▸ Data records
* * *

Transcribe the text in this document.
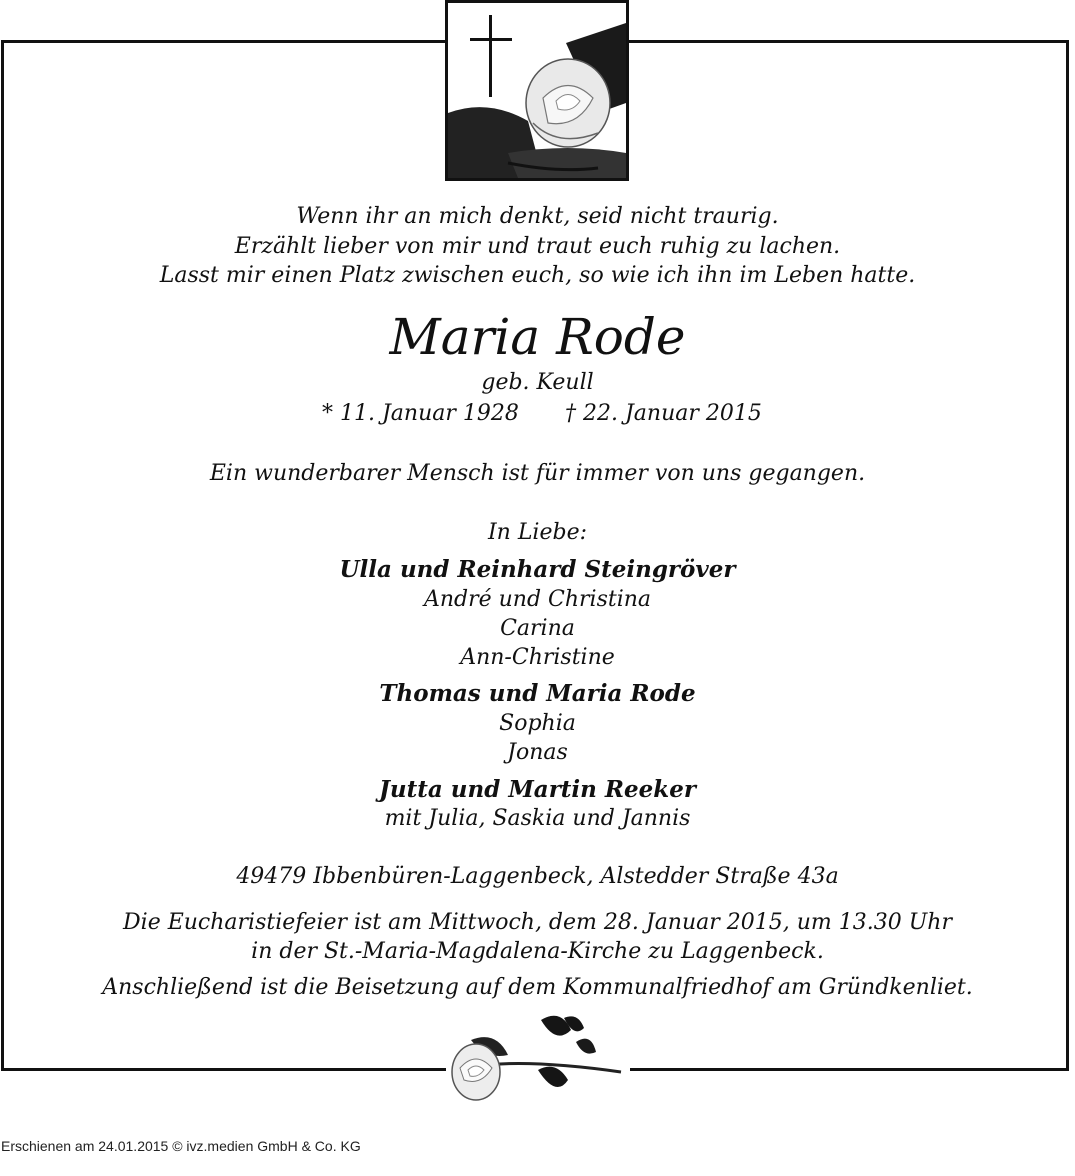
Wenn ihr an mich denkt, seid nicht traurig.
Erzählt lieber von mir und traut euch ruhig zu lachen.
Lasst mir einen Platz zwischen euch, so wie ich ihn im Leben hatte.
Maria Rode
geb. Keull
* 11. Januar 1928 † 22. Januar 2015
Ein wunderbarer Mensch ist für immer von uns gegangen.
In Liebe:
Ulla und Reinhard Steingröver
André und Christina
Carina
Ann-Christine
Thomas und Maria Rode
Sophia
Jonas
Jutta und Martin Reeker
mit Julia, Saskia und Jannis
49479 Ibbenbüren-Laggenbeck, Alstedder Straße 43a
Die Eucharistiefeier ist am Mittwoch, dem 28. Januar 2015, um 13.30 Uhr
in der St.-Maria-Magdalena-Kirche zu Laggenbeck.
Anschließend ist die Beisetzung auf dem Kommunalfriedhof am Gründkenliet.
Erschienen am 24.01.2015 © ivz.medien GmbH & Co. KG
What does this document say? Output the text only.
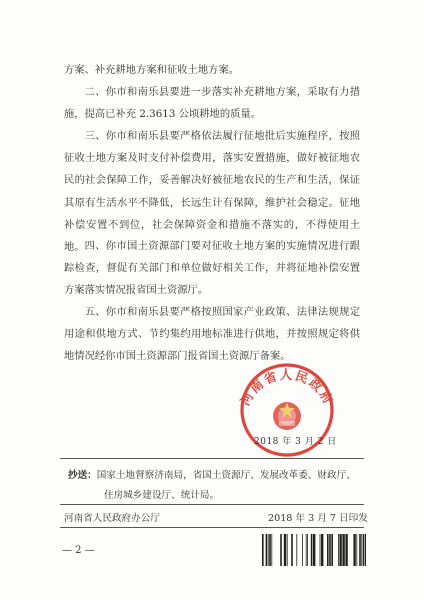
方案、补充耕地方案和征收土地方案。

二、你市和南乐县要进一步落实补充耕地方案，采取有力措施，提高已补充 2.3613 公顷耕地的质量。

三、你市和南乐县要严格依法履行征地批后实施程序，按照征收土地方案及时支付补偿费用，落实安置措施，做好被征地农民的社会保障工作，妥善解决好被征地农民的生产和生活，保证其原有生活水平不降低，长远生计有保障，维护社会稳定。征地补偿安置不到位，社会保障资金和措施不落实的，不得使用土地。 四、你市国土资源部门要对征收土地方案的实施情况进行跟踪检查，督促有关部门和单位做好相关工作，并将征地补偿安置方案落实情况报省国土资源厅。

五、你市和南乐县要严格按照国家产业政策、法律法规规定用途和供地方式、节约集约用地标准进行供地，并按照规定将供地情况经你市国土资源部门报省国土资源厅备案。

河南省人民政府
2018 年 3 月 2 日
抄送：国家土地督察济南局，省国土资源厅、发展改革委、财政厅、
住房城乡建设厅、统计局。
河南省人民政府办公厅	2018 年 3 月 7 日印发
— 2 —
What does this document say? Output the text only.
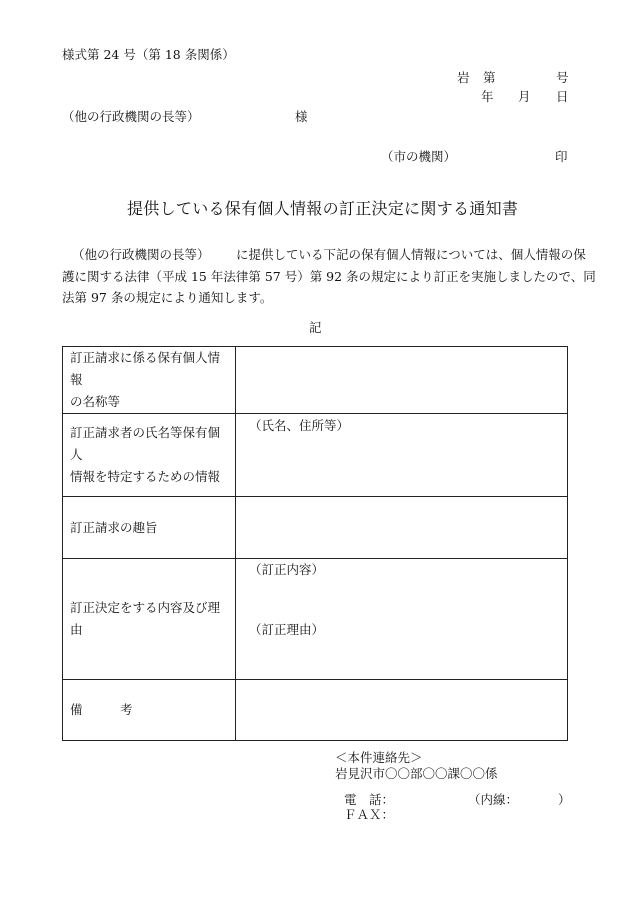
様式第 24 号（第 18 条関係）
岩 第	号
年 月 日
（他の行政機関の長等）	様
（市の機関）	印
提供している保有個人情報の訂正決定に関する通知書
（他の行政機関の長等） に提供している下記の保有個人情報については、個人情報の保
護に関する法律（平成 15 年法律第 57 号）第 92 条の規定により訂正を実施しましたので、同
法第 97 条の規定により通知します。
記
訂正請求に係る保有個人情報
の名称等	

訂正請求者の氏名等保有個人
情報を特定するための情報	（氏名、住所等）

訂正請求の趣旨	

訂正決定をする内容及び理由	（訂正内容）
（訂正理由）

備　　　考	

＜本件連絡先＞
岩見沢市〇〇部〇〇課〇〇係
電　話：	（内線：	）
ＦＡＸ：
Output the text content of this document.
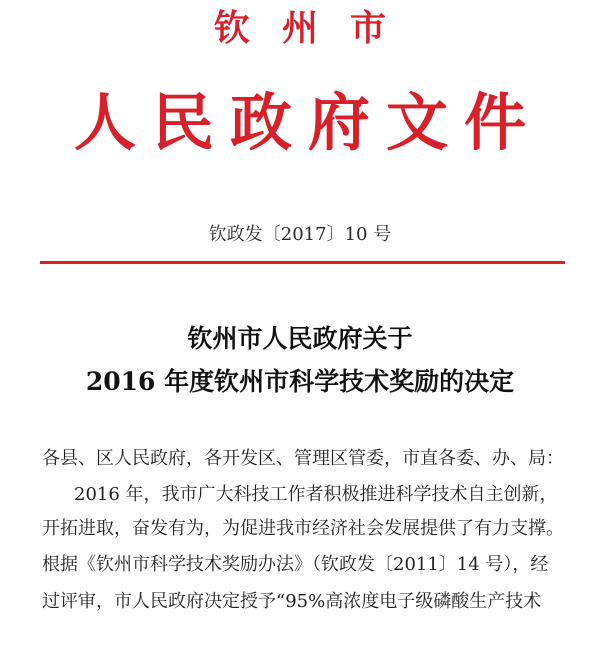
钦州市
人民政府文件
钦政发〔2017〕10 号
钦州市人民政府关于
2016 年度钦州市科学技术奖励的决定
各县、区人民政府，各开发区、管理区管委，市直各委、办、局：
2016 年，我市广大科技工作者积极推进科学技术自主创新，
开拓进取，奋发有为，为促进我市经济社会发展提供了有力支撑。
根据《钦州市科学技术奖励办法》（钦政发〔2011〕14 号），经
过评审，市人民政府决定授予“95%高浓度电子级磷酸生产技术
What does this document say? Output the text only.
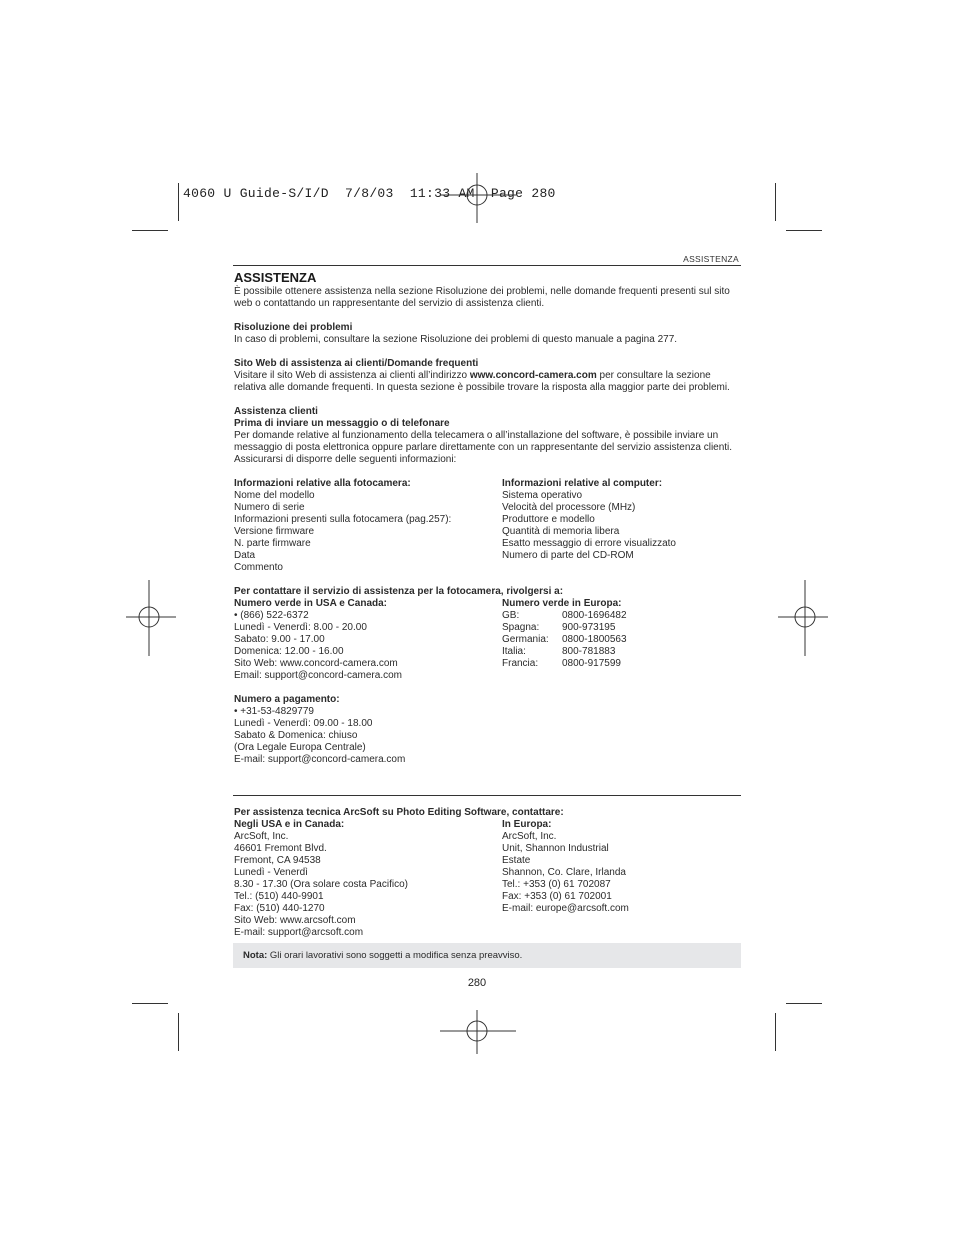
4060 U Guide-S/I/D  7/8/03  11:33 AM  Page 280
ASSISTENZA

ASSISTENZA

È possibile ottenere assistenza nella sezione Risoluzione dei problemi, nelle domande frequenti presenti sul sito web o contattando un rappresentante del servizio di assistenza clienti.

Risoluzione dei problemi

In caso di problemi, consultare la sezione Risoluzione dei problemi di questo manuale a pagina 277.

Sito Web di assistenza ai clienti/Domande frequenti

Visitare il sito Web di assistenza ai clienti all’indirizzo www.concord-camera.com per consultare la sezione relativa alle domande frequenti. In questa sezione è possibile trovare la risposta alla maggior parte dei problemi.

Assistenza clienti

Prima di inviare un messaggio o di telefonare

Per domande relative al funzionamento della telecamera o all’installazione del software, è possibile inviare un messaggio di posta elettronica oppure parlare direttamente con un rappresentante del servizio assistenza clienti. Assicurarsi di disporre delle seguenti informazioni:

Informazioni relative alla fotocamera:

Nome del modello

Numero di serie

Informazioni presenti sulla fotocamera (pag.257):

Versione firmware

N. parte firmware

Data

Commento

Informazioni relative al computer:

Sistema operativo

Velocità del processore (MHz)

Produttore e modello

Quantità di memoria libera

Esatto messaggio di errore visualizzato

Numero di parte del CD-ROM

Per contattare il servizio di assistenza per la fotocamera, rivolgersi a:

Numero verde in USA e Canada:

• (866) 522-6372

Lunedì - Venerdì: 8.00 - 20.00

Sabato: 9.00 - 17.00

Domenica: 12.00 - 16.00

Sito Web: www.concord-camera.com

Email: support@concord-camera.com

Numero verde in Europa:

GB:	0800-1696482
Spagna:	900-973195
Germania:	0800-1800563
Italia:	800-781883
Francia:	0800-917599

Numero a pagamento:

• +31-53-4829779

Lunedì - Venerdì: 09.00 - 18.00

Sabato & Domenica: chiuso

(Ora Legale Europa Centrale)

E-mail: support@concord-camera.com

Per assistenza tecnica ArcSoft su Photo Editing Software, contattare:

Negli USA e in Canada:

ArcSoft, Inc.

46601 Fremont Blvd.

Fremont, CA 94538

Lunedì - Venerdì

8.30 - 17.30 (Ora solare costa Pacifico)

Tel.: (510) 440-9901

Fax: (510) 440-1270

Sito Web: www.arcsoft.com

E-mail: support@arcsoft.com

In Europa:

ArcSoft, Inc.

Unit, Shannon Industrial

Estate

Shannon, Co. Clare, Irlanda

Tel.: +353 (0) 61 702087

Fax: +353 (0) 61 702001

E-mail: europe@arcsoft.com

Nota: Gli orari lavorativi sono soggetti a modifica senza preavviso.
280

* * *

▸ Task instructions
Retype all entries exactly as they appear, dropping the images.

▸ The reply
Transcribe the text in this document.
Wenn ihr an mich denkt, seid nicht traurig.
Erzählt lieber von mir und traut euch ruhig zu lachen.
Lasst mir einen Platz zwischen euch, so wie ich ihn im Leben hatte.
Maria Rode
geb. Keull
* 11. Januar 1928 † 22. Januar 2015
Ein wunderbarer Mensch ist für immer von uns gegangen.
In Liebe:
Ulla und Reinhard Steingröver
André und Christina
Carina
Ann-Christine
Thomas und Maria Rode
Sophia
Jonas
Jutta und Martin Reeker
mit Julia, Saskia und Jannis
49479 Ibbenbüren-Laggenbeck, Alstedder Straße 43a
Die Eucharistiefeier ist am Mittwoch, dem 28. Januar 2015, um 13.30 Uhr
in der St.-Maria-Magdalena-Kirche zu Laggenbeck.
Anschließend ist die Beisetzung auf dem Kommunalfriedhof am Gründkenliet.
Erschienen am 24.01.2015 © ivz.medien GmbH & Co. KG
What does this document say? Output the text only.
方案、补充耕地方案和征收土地方案。

二、你市和南乐县要进一步落实补充耕地方案，采取有力措施，提高已补充 2.3613 公顷耕地的质量。

三、你市和南乐县要严格依法履行征地批后实施程序，按照征收土地方案及时支付补偿费用，落实安置措施，做好被征地农民的社会保障工作，妥善解决好被征地农民的生产和生活，保证其原有生活水平不降低，长远生计有保障，维护社会稳定。征地补偿安置不到位，社会保障资金和措施不落实的，不得使用土地。 四、你市国土资源部门要对征收土地方案的实施情况进行跟踪检查，督促有关部门和单位做好相关工作，并将征地补偿安置方案落实情况报省国土资源厅。

五、你市和南乐县要严格按照国家产业政策、法律法规规定用途和供地方式、节约集约用地标准进行供地，并按照规定将供地情况经你市国土资源部门报省国土资源厅备案。

河南省人民政府
2018 年 3 月 2 日
抄送：国家土地督察济南局，省国土资源厅、发展改革委、财政厅、
住房城乡建设厅、统计局。
河南省人民政府办公厅	2018 年 3 月 7 日印发
— 2 —
What does this document say? Output the text only.
様式第 24 号（第 18 条関係）
岩 第	号
年 月 日
（他の行政機関の長等）	様
（市の機関）	印
提供している保有個人情報の訂正決定に関する通知書
（他の行政機関の長等） に提供している下記の保有個人情報については、個人情報の保
護に関する法律（平成 15 年法律第 57 号）第 92 条の規定により訂正を実施しましたので、同
法第 97 条の規定により通知します。
記
訂正請求に係る保有個人情報
の名称等	

訂正請求者の氏名等保有個人
情報を特定するための情報	（氏名、住所等）

訂正請求の趣旨	

訂正決定をする内容及び理由	（訂正内容）
（訂正理由）

備　　　考	

＜本件連絡先＞
岩見沢市〇〇部〇〇課〇〇係
電　話：	（内線：	）
ＦＡＸ：
Output the text content of this document.
钦州市
人民政府文件
钦政发〔2017〕10 号
钦州市人民政府关于
2016 年度钦州市科学技术奖励的决定
各县、区人民政府，各开发区、管理区管委，市直各委、办、局：
2016 年，我市广大科技工作者积极推进科学技术自主创新，
开拓进取，奋发有为，为促进我市经济社会发展提供了有力支撑。
根据《钦州市科学技术奖励办法》（钦政发〔2011〕14 号），经
过评审，市人民政府决定授予“95%高浓度电子级磷酸生产技术
What does this document say? Output the text only.
4060 U Guide-S/I/D  7/8/03  11:33 AM  Page 280
ASSISTENZA

ASSISTENZA

È possibile ottenere assistenza nella sezione Risoluzione dei problemi, nelle domande frequenti presenti sul sito web o contattando un rappresentante del servizio di assistenza clienti.

Risoluzione dei problemi

In caso di problemi, consultare la sezione Risoluzione dei problemi di questo manuale a pagina 277.

Sito Web di assistenza ai clienti/Domande frequenti

Visitare il sito Web di assistenza ai clienti all’indirizzo www.concord-camera.com per consultare la sezione relativa alle domande frequenti. In questa sezione è possibile trovare la risposta alla maggior parte dei problemi.

Assistenza clienti

Prima di inviare un messaggio o di telefonare

Per domande relative al funzionamento della telecamera o all’installazione del software, è possibile inviare un messaggio di posta elettronica oppure parlare direttamente con un rappresentante del servizio assistenza clienti. Assicurarsi di disporre delle seguenti informazioni:

Informazioni relative alla fotocamera:

Nome del modello

Numero di serie

Informazioni presenti sulla fotocamera (pag.257):

Versione firmware

N. parte firmware

Data

Commento

Informazioni relative al computer:

Sistema operativo

Velocità del processore (MHz)

Produttore e modello

Quantità di memoria libera

Esatto messaggio di errore visualizzato

Numero di parte del CD-ROM

Per contattare il servizio di assistenza per la fotocamera, rivolgersi a:

Numero verde in USA e Canada:

• (866) 522-6372

Lunedì - Venerdì: 8.00 - 20.00

Sabato: 9.00 - 17.00

Domenica: 12.00 - 16.00

Sito Web: www.concord-camera.com

Email: support@concord-camera.com

Numero verde in Europa:

GB:	0800-1696482
Spagna:	900-973195
Germania:	0800-1800563
Italia:	800-781883
Francia:	0800-917599

Numero a pagamento:

• +31-53-4829779

Lunedì - Venerdì: 09.00 - 18.00

Sabato & Domenica: chiuso

(Ora Legale Europa Centrale)

E-mail: support@concord-camera.com

Per assistenza tecnica ArcSoft su Photo Editing Software, contattare:

Negli USA e in Canada:

ArcSoft, Inc.

46601 Fremont Blvd.

Fremont, CA 94538

Lunedì - Venerdì

8.30 - 17.30 (Ora solare costa Pacifico)

Tel.: (510) 440-9901

Fax: (510) 440-1270

Sito Web: www.arcsoft.com

E-mail: support@arcsoft.com

In Europa:

ArcSoft, Inc.

Unit, Shannon Industrial

Estate

Shannon, Co. Clare, Irlanda

Tel.: +353 (0) 61 702087

Fax: +353 (0) 61 702001

E-mail: europe@arcsoft.com

Nota: Gli orari lavorativi sono soggetti a modifica senza preavviso.
280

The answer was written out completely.